◆ DIRECTIONS FOR THIS TASK ◆
Make an exact copy of the entries that come next.

Dataset rows for document pages
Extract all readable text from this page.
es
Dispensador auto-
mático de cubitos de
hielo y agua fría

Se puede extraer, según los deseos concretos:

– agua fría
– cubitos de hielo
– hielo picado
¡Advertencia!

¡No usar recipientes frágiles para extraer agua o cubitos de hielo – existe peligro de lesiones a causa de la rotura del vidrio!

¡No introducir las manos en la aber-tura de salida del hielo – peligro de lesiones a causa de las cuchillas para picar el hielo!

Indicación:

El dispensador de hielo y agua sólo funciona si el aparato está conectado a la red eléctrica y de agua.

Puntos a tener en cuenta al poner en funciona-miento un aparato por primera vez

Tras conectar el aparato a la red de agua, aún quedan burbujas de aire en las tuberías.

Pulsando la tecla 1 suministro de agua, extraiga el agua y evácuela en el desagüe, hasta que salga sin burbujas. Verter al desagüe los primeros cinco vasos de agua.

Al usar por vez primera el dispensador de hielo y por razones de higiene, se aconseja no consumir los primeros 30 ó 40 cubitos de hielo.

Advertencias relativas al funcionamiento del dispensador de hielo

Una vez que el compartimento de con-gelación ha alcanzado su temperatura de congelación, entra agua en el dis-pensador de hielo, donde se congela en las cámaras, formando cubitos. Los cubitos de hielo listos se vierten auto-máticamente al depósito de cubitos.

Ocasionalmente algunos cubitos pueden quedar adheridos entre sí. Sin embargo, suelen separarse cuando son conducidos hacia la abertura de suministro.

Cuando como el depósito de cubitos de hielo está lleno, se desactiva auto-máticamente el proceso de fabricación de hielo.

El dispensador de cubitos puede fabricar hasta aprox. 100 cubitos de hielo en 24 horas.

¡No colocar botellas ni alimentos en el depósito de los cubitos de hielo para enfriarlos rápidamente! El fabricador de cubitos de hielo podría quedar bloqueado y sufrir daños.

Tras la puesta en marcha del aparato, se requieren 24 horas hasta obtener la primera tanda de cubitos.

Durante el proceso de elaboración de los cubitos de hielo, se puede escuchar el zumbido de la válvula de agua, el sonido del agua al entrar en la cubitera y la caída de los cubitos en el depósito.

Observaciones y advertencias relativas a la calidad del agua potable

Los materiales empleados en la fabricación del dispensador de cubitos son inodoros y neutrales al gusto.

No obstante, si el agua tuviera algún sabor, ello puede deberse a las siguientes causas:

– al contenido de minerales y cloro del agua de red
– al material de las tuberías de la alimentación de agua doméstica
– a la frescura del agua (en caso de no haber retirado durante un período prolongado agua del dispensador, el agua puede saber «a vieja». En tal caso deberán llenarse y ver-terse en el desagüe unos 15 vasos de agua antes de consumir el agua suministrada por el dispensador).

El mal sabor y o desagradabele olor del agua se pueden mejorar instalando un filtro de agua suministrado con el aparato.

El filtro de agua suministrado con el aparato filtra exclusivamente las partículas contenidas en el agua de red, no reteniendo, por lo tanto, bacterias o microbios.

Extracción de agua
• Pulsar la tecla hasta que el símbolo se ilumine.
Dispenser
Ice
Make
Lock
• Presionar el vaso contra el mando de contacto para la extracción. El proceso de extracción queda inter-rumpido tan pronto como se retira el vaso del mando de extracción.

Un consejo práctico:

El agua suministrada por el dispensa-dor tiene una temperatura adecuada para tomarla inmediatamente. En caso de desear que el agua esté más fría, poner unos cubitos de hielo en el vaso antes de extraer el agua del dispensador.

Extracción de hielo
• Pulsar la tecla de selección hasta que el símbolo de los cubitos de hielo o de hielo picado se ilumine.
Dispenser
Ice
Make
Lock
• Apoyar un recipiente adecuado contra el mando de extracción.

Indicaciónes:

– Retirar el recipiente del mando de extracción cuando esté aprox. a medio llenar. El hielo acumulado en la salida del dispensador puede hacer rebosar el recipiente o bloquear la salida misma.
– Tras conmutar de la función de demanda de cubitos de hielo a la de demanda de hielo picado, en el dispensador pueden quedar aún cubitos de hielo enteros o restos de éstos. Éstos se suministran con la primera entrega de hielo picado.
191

◆ OUTPUT ◆
Extract all readable text from this page.
es
Dispensador auto-
mático de cubitos de
hielo y agua fría

Se puede extraer, según los deseos concretos:

– agua fría
– cubitos de hielo
– hielo picado
¡Advertencia!

¡No usar recipientes frágiles para extraer agua o cubitos de hielo – existe peligro de lesiones a causa de la rotura del vidrio!

¡No introducir las manos en la aber-tura de salida del hielo – peligro de lesiones a causa de las cuchillas para picar el hielo!

Indicación:

El dispensador de hielo y agua sólo funciona si el aparato está conectado a la red eléctrica y de agua.

Puntos a tener en cuenta al poner en funciona-miento un aparato por primera vez

Tras conectar el aparato a la red de agua, aún quedan burbujas de aire en las tuberías.

Pulsando la tecla 1 suministro de agua, extraiga el agua y evácuela en el desagüe, hasta que salga sin burbujas. Verter al desagüe los primeros cinco vasos de agua.

Al usar por vez primera el dispensador de hielo y por razones de higiene, se aconseja no consumir los primeros 30 ó 40 cubitos de hielo.

Advertencias relativas al funcionamiento del dispensador de hielo

Una vez que el compartimento de con-gelación ha alcanzado su temperatura de congelación, entra agua en el dis-pensador de hielo, donde se congela en las cámaras, formando cubitos. Los cubitos de hielo listos se vierten auto-máticamente al depósito de cubitos.

Ocasionalmente algunos cubitos pueden quedar adheridos entre sí. Sin embargo, suelen separarse cuando son conducidos hacia la abertura de suministro.

Cuando como el depósito de cubitos de hielo está lleno, se desactiva auto-máticamente el proceso de fabricación de hielo.

El dispensador de cubitos puede fabricar hasta aprox. 100 cubitos de hielo en 24 horas.

¡No colocar botellas ni alimentos en el depósito de los cubitos de hielo para enfriarlos rápidamente! El fabricador de cubitos de hielo podría quedar bloqueado y sufrir daños.

Tras la puesta en marcha del aparato, se requieren 24 horas hasta obtener la primera tanda de cubitos.

Durante el proceso de elaboración de los cubitos de hielo, se puede escuchar el zumbido de la válvula de agua, el sonido del agua al entrar en la cubitera y la caída de los cubitos en el depósito.

Observaciones y advertencias relativas a la calidad del agua potable

Los materiales empleados en la fabricación del dispensador de cubitos son inodoros y neutrales al gusto.

No obstante, si el agua tuviera algún sabor, ello puede deberse a las siguientes causas:

– al contenido de minerales y cloro del agua de red
– al material de las tuberías de la alimentación de agua doméstica
– a la frescura del agua (en caso de no haber retirado durante un período prolongado agua del dispensador, el agua puede saber «a vieja». En tal caso deberán llenarse y ver-terse en el desagüe unos 15 vasos de agua antes de consumir el agua suministrada por el dispensador).

El mal sabor y o desagradabele olor del agua se pueden mejorar instalando un filtro de agua suministrado con el aparato.

El filtro de agua suministrado con el aparato filtra exclusivamente las partículas contenidas en el agua de red, no reteniendo, por lo tanto, bacterias o microbios.

Extracción de agua
• Pulsar la tecla hasta que el símbolo se ilumine.
Dispenser
Ice
Make
Lock
• Presionar el vaso contra el mando de contacto para la extracción. El proceso de extracción queda inter-rumpido tan pronto como se retira el vaso del mando de extracción.

Un consejo práctico:

El agua suministrada por el dispensa-dor tiene una temperatura adecuada para tomarla inmediatamente. En caso de desear que el agua esté más fría, poner unos cubitos de hielo en el vaso antes de extraer el agua del dispensador.

Extracción de hielo
• Pulsar la tecla de selección hasta que el símbolo de los cubitos de hielo o de hielo picado se ilumine.
Dispenser
Ice
Make
Lock
• Apoyar un recipiente adecuado contra el mando de extracción.

Indicaciónes:

– Retirar el recipiente del mando de extracción cuando esté aprox. a medio llenar. El hielo acumulado en la salida del dispensador puede hacer rebosar el recipiente o bloquear la salida misma.
– Tras conmutar de la función de demanda de cubitos de hielo a la de demanda de hielo picado, en el dispensador pueden quedar aún cubitos de hielo enteros o restos de éstos. Éstos se suministran con la primera entrega de hielo picado.
191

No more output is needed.